(OBJECTIVE)
Tally the lines in the data that follows that include the word "礼炮轰鸣", and report nothing but the total.

## Start MATERIAL FOR THIS EXERCISE

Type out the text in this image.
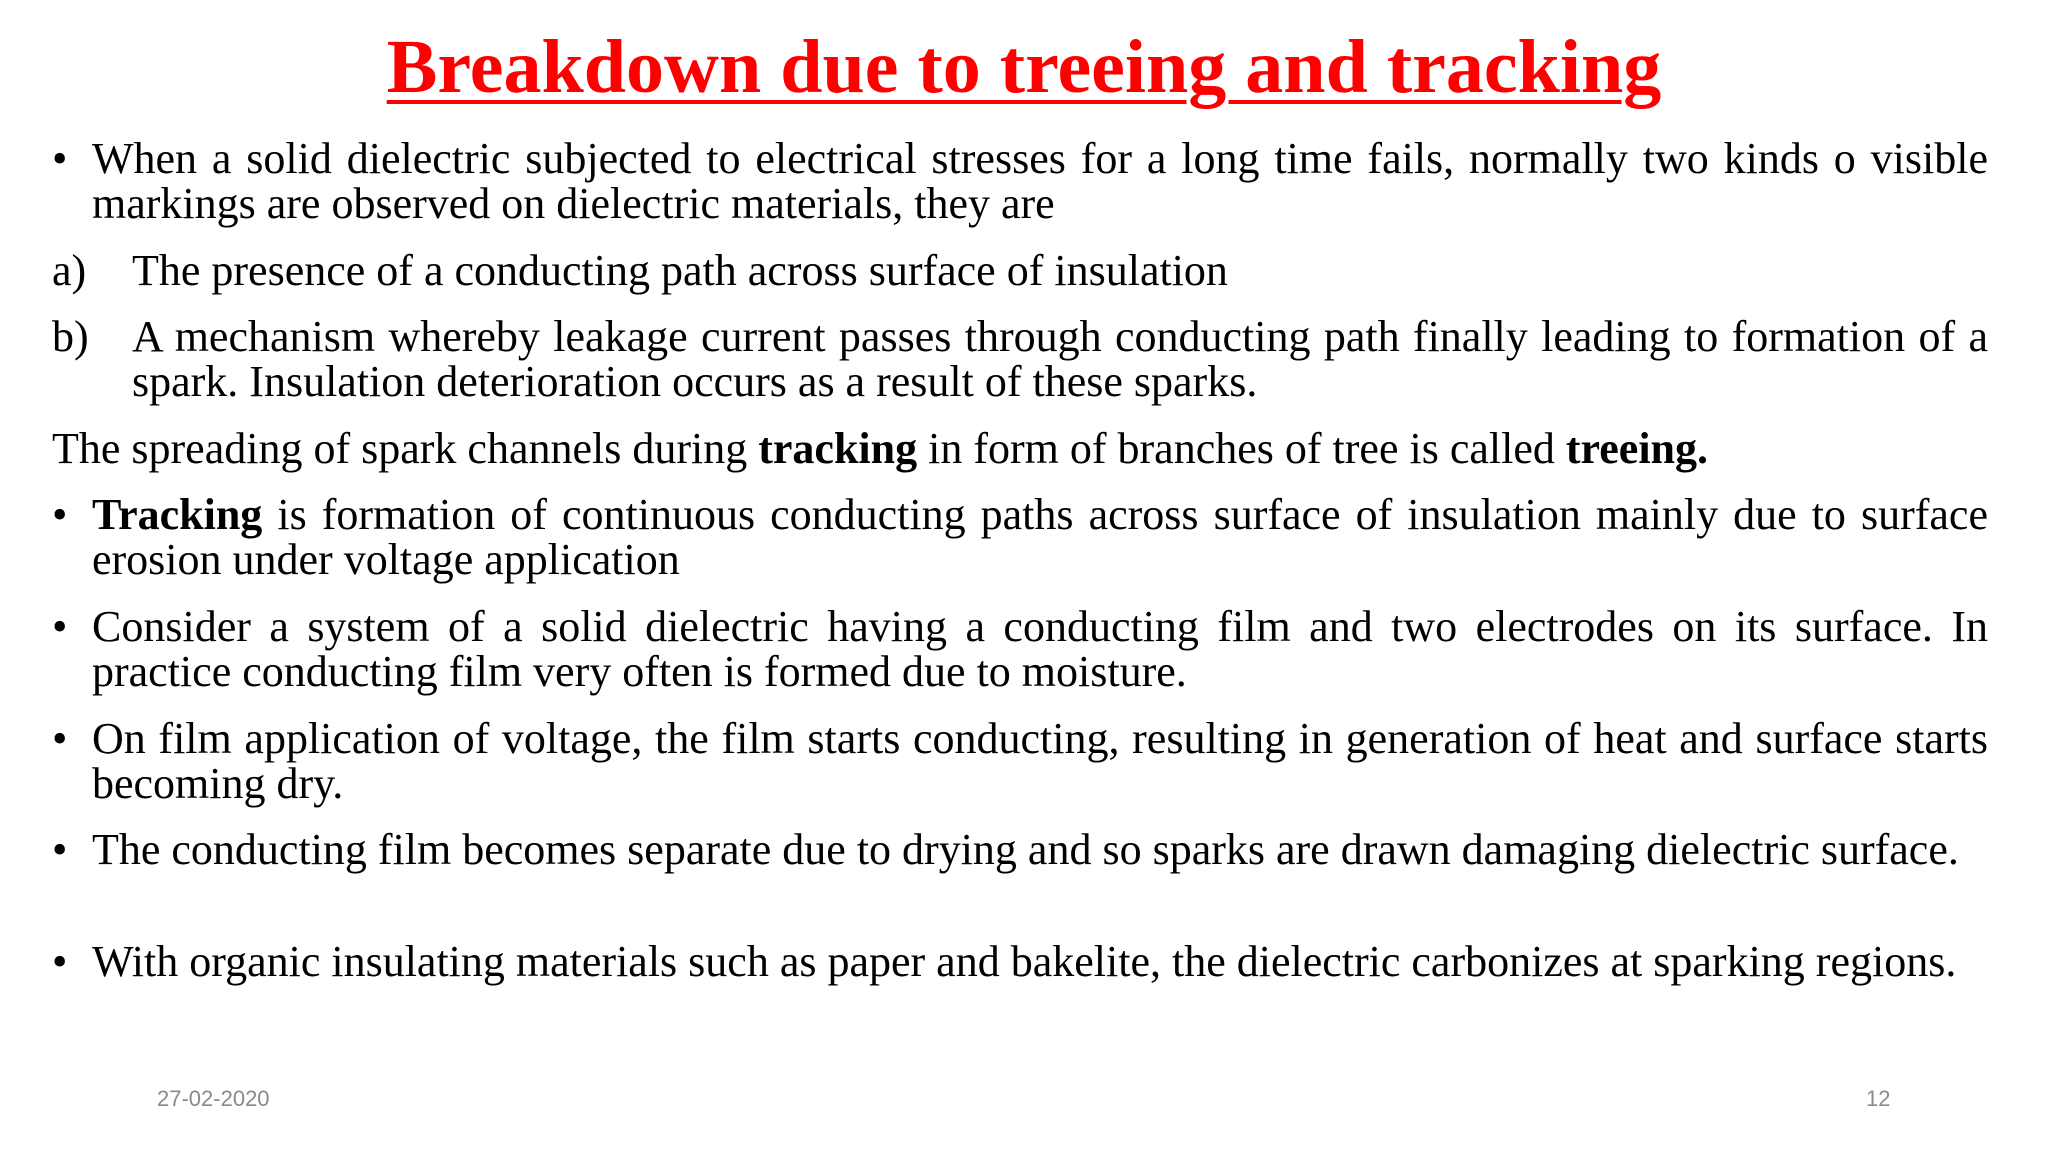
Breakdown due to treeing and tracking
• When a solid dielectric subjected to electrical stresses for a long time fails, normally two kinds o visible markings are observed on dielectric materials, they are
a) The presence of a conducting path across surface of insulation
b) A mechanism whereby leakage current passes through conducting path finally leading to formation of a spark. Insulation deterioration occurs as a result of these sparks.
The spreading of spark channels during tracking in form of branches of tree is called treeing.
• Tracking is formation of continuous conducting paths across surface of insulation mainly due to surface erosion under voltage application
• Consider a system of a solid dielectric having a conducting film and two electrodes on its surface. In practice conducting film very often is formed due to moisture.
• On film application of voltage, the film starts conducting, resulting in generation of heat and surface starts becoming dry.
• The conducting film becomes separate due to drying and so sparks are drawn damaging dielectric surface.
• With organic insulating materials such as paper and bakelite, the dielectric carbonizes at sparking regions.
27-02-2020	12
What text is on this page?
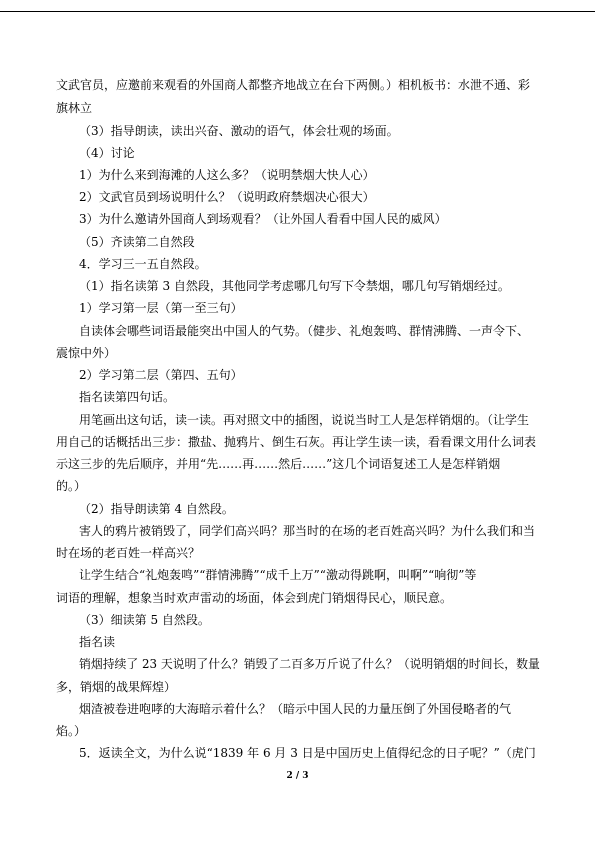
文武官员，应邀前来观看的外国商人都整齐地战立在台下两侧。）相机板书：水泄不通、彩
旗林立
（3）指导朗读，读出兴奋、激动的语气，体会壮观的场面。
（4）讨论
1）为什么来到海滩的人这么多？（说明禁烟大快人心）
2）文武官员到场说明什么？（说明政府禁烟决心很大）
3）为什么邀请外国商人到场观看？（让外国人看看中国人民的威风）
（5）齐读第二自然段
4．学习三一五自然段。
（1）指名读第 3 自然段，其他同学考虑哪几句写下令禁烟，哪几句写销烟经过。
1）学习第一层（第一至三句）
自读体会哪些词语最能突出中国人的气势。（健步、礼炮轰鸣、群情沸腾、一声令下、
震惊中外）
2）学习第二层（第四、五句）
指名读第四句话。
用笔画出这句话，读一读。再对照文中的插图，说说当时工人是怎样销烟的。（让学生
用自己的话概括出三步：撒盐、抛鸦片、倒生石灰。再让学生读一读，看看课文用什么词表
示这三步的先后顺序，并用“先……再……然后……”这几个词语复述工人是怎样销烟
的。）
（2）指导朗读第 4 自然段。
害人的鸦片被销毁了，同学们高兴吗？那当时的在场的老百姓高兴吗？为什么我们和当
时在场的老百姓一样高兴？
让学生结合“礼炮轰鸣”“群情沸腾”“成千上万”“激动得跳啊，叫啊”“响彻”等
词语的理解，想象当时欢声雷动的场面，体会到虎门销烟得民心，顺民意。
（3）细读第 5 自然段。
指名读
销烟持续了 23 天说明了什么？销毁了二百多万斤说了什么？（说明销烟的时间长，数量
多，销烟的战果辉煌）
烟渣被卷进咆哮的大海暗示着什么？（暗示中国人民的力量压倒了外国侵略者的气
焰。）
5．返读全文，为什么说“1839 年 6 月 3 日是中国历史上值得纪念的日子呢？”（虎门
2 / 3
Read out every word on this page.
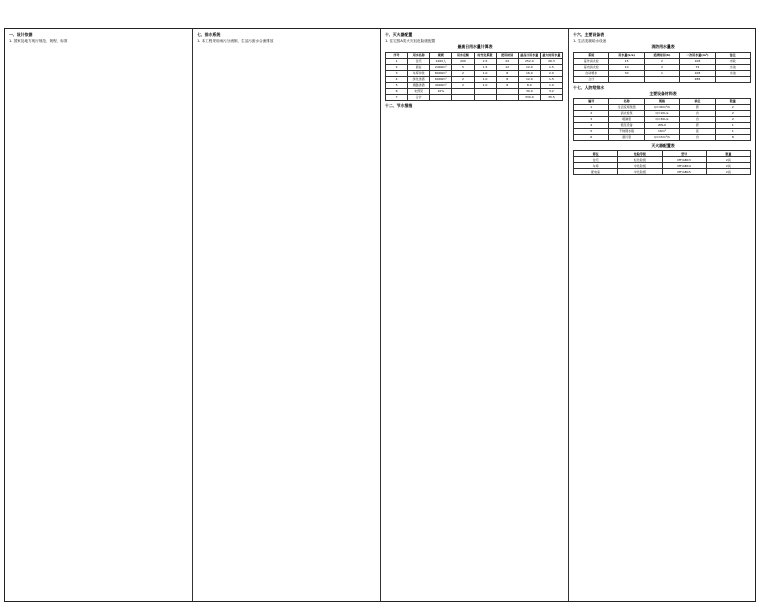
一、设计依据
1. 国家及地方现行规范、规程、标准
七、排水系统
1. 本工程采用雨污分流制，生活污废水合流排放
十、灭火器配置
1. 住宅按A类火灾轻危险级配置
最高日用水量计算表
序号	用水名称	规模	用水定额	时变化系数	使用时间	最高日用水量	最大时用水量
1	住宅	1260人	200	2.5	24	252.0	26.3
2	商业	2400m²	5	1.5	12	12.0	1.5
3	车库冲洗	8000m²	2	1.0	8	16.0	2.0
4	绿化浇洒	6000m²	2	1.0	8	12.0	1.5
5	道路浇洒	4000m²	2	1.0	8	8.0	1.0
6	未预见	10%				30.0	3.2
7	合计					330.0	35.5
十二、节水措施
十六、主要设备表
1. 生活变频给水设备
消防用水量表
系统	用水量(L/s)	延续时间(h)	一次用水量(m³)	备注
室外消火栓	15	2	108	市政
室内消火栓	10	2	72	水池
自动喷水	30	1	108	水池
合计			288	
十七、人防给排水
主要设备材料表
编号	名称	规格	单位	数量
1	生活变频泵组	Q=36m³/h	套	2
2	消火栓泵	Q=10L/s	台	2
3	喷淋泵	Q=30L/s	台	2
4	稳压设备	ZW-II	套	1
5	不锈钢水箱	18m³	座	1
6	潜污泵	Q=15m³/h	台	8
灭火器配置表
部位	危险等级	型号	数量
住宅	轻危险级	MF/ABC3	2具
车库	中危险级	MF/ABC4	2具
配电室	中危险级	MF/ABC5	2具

## End MATERIAL FOR THIS EXERCISE

(ANSWER TO THE EXERCISE)
2